### [YOUR OBJECTIVE]
Say how many lines of the material below contain the word "Товары", with no other words.

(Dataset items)
______________________________

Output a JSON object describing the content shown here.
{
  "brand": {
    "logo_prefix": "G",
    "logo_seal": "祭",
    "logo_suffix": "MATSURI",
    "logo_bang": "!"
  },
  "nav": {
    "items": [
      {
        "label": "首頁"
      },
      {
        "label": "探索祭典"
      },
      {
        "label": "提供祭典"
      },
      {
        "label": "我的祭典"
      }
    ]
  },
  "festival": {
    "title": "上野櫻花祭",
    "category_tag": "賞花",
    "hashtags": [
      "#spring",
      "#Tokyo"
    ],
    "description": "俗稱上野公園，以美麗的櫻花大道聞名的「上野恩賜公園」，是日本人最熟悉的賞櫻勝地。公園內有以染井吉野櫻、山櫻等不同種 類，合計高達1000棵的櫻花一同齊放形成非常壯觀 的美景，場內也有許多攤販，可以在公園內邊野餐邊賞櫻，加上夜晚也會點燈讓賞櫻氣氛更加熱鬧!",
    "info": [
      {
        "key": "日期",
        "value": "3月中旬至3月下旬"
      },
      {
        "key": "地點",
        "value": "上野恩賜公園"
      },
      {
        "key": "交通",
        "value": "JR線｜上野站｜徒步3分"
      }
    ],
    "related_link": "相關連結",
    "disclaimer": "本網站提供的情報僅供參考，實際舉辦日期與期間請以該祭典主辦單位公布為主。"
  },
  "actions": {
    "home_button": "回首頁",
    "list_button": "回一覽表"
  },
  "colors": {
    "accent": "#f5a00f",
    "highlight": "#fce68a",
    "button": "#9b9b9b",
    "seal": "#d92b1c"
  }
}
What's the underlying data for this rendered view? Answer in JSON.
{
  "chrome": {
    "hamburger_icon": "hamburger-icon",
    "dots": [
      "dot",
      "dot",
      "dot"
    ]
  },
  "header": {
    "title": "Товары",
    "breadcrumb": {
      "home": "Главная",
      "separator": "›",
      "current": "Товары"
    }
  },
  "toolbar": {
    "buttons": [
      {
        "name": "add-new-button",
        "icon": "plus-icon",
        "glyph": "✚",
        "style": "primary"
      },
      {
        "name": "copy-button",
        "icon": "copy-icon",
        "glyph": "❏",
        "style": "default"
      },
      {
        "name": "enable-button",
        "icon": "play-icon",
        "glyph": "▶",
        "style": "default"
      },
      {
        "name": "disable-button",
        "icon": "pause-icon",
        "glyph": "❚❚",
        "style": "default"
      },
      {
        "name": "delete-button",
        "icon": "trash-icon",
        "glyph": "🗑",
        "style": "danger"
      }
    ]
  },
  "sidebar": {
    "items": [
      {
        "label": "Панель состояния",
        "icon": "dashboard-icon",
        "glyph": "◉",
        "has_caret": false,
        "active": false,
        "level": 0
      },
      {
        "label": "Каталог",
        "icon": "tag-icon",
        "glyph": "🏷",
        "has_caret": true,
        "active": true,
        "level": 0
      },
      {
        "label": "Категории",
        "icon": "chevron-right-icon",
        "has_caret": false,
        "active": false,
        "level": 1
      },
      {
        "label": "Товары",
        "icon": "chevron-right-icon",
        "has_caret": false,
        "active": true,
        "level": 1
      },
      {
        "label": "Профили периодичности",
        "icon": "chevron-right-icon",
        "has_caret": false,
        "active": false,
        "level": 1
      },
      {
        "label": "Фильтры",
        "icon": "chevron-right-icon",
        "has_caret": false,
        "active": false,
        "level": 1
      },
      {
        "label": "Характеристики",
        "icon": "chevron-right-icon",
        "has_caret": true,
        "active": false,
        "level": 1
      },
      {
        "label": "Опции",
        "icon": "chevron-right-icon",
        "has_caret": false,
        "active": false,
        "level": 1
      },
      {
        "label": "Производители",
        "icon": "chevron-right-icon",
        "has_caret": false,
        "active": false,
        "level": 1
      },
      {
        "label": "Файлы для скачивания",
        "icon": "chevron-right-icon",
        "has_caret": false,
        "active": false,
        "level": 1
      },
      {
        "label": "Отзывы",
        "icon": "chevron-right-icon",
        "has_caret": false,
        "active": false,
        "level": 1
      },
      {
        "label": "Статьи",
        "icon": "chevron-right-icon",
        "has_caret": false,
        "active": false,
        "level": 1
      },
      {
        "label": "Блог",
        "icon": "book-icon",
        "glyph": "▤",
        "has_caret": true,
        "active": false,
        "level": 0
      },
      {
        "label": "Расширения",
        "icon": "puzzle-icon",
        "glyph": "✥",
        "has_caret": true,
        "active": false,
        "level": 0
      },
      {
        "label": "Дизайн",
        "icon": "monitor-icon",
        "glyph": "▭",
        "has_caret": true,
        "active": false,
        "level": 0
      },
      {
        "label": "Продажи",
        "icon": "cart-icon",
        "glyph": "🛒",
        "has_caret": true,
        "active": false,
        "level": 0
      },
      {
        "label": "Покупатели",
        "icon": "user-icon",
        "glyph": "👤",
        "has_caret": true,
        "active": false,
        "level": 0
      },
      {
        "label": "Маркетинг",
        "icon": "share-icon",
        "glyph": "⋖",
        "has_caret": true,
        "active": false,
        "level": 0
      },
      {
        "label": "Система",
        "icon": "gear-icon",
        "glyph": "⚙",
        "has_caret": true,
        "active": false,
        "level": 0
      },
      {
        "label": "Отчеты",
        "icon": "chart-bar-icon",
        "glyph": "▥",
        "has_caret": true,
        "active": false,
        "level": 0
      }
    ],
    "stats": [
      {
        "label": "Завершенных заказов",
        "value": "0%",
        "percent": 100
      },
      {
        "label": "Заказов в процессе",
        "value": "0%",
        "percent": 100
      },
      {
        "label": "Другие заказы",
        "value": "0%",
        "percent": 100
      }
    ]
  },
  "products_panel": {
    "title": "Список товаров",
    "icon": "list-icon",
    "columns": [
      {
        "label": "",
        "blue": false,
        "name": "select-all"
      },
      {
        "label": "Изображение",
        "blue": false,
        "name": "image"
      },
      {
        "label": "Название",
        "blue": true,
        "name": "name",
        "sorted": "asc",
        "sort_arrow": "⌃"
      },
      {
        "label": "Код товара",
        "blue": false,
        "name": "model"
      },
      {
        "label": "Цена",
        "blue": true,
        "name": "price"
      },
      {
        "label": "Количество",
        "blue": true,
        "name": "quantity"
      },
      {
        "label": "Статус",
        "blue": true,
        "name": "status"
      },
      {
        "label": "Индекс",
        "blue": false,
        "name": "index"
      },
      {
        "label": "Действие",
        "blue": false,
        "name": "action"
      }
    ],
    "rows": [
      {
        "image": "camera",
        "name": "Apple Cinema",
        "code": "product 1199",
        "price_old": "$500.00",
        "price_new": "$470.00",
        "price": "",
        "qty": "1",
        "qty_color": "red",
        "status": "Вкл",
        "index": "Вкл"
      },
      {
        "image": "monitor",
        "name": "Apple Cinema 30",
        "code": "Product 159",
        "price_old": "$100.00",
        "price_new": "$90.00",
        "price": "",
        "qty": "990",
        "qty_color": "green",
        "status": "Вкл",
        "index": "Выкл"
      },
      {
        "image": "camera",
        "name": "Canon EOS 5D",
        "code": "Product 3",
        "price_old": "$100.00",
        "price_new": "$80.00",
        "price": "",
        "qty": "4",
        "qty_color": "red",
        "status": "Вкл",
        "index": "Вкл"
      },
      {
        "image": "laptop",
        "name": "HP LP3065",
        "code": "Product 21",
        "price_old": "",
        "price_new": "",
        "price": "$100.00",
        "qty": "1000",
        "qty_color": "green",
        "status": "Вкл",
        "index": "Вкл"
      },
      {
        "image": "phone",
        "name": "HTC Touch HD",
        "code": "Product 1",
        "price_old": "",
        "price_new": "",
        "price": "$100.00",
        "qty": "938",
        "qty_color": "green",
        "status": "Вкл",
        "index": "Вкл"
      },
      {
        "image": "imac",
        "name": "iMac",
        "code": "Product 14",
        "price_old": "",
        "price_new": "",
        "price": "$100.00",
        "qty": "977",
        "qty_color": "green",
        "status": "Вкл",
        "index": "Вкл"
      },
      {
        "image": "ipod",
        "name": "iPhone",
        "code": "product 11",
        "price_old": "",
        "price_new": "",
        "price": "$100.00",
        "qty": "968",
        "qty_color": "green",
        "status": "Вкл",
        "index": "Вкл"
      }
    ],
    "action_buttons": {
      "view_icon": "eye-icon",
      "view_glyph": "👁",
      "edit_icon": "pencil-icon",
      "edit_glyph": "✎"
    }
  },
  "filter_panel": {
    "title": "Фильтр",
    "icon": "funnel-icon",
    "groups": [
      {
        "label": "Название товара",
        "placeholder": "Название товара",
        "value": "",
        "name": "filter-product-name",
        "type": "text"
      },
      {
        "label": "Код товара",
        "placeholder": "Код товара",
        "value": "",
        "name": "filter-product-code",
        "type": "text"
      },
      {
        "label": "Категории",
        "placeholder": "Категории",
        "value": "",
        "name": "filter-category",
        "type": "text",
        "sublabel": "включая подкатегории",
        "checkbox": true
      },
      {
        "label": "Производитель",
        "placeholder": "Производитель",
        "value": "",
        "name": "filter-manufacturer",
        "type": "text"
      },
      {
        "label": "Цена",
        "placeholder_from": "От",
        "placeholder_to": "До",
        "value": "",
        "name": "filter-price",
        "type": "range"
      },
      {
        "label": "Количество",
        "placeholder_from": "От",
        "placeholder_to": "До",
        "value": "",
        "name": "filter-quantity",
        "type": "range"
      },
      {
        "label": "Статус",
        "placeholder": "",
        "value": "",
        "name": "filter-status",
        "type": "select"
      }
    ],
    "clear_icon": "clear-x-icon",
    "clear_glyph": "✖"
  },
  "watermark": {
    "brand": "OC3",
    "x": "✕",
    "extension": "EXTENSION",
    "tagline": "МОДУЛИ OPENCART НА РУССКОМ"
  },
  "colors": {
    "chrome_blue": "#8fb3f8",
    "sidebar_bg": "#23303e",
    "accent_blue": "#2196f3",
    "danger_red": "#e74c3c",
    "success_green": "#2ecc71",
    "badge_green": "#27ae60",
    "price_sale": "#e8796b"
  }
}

______________________________

### [EXERCISE SOLUTION]
3